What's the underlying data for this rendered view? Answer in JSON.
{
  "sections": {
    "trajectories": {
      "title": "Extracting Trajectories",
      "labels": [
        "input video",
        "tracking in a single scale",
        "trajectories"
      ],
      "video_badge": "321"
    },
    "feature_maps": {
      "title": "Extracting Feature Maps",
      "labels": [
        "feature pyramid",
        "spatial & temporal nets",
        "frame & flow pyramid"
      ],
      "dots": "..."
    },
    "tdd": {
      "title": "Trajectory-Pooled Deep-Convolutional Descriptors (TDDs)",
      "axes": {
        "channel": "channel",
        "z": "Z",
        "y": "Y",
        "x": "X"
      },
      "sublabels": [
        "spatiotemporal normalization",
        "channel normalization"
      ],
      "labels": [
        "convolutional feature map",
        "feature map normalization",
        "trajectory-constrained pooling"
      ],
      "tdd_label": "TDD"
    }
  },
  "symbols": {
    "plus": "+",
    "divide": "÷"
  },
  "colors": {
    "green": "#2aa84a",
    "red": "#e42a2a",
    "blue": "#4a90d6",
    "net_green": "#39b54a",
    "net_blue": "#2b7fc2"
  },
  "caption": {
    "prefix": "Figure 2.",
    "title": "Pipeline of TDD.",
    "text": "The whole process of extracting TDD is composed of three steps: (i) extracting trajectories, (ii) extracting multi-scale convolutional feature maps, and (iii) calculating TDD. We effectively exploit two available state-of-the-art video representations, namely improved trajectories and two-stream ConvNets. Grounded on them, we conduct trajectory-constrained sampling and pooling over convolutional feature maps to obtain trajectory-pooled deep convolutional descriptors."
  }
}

##############################

Tally up the lines of the listing containing the word "normalization". Give only the total.

3